→ SHORT EXERCISE:
For the material that follows, list every line containing the word "USDT".

:: DATA ROWS

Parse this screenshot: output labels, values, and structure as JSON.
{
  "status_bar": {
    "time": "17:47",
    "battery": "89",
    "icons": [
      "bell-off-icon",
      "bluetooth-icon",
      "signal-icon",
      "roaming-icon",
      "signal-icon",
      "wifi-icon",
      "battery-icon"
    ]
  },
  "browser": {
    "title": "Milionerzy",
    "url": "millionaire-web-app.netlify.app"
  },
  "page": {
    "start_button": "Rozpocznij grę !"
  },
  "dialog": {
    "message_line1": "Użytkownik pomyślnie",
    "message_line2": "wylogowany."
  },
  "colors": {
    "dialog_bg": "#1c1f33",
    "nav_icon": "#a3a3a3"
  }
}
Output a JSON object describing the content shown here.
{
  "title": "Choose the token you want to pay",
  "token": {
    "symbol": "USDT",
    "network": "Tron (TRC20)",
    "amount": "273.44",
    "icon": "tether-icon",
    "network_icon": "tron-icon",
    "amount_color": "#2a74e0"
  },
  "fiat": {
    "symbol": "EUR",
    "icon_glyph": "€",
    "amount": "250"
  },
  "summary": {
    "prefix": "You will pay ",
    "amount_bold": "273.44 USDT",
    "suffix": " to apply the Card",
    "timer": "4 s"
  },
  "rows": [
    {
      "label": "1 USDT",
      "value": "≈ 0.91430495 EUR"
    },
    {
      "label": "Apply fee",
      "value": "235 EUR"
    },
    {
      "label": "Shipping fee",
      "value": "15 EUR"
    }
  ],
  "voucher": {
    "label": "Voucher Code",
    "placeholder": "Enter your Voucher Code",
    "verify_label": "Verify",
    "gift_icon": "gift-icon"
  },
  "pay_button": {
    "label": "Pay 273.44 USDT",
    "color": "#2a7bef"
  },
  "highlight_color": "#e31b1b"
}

::::

→ EXPECTED OUTPUT:
    "symbol": "USDT",
    "amount_bold": "273.44 USDT",
      "label": "1 USDT",
    "label": "Pay 273.44 USDT",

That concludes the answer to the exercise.